Your goal —
Look through the material below. Copy each line that contains the string "name".

═════ Available data ═════

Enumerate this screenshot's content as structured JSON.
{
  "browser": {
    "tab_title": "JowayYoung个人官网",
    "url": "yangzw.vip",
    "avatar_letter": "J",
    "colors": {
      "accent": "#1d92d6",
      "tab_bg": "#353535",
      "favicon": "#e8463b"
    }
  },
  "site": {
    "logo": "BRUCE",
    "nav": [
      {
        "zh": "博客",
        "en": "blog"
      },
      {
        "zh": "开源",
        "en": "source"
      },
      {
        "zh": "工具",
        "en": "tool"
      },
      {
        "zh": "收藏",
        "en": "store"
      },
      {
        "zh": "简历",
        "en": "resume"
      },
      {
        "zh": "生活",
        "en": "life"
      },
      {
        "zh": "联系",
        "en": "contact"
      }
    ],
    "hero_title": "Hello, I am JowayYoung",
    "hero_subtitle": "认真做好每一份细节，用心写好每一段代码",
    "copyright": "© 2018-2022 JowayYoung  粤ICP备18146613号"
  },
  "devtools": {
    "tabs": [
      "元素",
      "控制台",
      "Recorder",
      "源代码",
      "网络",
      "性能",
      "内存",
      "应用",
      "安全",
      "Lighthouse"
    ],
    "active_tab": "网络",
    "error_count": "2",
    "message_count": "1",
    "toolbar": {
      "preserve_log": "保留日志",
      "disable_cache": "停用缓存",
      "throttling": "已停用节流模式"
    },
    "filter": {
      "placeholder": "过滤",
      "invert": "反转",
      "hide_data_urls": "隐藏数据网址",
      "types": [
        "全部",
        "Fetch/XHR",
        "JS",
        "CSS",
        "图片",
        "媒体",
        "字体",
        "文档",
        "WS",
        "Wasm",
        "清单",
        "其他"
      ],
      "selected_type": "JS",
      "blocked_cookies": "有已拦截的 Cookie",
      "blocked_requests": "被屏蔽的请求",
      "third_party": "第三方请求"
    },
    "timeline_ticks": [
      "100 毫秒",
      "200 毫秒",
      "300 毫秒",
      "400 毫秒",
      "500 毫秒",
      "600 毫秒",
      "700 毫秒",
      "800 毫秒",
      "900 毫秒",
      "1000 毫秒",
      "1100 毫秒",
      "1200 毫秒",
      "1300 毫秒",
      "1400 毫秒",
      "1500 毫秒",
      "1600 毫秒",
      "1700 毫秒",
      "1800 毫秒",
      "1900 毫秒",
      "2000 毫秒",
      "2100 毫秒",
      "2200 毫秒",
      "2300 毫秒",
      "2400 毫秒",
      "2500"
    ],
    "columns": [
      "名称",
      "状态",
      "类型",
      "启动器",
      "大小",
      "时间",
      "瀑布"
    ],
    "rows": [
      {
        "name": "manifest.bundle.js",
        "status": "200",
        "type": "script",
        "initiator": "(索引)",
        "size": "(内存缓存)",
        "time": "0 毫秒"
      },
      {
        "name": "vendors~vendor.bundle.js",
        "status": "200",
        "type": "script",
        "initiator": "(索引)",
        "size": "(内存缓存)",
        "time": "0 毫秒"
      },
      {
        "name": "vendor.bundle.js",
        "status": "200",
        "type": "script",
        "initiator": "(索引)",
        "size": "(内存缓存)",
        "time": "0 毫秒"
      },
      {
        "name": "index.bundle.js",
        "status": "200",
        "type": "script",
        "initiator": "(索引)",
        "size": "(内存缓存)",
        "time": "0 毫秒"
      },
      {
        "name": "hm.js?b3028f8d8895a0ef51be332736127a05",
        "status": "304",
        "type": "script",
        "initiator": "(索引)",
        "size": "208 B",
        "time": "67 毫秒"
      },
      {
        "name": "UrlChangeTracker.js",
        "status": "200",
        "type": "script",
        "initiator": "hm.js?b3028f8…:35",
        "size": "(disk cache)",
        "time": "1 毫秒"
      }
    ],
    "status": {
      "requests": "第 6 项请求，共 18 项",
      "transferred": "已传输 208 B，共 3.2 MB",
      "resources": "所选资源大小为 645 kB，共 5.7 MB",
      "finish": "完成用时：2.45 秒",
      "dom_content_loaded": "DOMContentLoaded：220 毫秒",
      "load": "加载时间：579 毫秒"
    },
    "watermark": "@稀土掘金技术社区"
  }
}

═════

Exercise result —
        "name": "manifest.bundle.js",
        "name": "vendors~vendor.bundle.js",
        "name": "vendor.bundle.js",
        "name": "index.bundle.js",
        "name": "hm.js?b3028f8d8895a0ef51be332736127a05",
        "name": "UrlChangeTracker.js",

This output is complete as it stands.